Start of INPUT MATERIAL

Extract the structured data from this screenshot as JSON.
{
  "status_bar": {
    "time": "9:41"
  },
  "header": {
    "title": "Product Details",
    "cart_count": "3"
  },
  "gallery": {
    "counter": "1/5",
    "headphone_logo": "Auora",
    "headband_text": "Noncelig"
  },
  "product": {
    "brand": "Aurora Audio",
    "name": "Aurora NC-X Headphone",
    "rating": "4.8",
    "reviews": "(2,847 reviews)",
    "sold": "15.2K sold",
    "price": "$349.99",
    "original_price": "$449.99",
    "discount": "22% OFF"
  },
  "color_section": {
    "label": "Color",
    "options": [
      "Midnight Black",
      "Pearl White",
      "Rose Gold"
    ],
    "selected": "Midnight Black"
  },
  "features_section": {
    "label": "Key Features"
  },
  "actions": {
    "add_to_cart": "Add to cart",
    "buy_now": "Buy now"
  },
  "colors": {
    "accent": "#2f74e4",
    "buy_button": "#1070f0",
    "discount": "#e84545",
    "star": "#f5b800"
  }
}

End of INPUT MATERIAL
Start of INPUT MATERIAL

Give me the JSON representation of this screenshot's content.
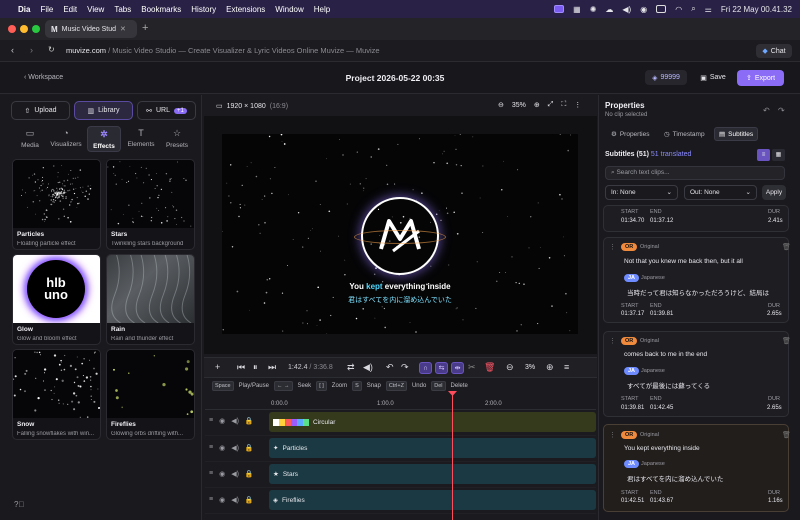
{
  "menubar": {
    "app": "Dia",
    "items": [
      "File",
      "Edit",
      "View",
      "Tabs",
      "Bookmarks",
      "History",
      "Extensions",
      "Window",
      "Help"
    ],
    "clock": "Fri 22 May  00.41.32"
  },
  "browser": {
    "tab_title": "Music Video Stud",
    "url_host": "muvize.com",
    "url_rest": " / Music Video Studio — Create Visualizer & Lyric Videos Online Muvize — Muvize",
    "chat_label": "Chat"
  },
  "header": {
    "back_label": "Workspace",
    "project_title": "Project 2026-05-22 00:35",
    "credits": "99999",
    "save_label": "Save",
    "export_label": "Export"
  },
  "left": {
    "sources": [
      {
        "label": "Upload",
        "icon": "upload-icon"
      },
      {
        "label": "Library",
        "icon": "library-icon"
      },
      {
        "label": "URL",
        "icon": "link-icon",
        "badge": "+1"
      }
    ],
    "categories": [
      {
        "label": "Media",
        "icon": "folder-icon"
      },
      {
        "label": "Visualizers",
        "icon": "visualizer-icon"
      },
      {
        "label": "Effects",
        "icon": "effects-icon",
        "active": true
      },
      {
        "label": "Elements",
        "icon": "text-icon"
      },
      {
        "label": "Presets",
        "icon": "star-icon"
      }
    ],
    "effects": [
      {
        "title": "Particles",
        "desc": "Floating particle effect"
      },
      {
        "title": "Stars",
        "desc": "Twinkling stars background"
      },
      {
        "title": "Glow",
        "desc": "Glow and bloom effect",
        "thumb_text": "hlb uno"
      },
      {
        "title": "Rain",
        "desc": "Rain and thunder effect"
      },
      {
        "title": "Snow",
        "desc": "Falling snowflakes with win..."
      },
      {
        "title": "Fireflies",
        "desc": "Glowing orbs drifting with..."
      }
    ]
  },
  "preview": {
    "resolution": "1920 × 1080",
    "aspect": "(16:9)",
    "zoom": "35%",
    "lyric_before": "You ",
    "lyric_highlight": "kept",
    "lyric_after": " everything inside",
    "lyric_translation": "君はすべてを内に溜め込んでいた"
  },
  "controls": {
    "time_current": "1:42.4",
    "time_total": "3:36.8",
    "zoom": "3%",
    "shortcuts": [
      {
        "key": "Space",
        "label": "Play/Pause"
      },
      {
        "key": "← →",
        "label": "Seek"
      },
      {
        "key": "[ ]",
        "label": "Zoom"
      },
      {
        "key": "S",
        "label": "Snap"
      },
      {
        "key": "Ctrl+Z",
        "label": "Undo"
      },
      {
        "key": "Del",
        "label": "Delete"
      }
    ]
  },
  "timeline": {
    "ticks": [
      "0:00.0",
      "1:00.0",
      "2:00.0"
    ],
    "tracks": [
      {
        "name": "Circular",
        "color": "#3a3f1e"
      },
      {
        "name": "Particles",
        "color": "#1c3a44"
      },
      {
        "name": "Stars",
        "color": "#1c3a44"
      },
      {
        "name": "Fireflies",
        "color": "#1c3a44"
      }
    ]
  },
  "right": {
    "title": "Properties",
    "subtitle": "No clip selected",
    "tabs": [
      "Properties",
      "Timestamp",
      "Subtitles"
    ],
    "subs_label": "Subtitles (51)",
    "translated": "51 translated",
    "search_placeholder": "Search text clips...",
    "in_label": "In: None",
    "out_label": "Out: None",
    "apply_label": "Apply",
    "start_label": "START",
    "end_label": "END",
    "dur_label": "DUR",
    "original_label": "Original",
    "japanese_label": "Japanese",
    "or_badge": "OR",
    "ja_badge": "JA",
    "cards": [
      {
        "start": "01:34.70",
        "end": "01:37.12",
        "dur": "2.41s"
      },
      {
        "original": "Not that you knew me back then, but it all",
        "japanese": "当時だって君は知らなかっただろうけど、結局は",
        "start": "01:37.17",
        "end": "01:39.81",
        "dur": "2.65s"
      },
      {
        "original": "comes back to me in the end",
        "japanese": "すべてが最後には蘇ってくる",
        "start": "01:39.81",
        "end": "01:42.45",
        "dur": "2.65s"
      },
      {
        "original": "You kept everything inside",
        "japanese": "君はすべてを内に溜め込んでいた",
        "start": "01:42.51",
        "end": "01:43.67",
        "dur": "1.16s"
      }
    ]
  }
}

End of INPUT MATERIAL

• [PROMPT]:
In the listing above, find each line with the word "selected" and copy it.

• [REPLY TO THE EXERCISE]:
    "selected": "Midnight Black"
    "subtitle": "No clip selected",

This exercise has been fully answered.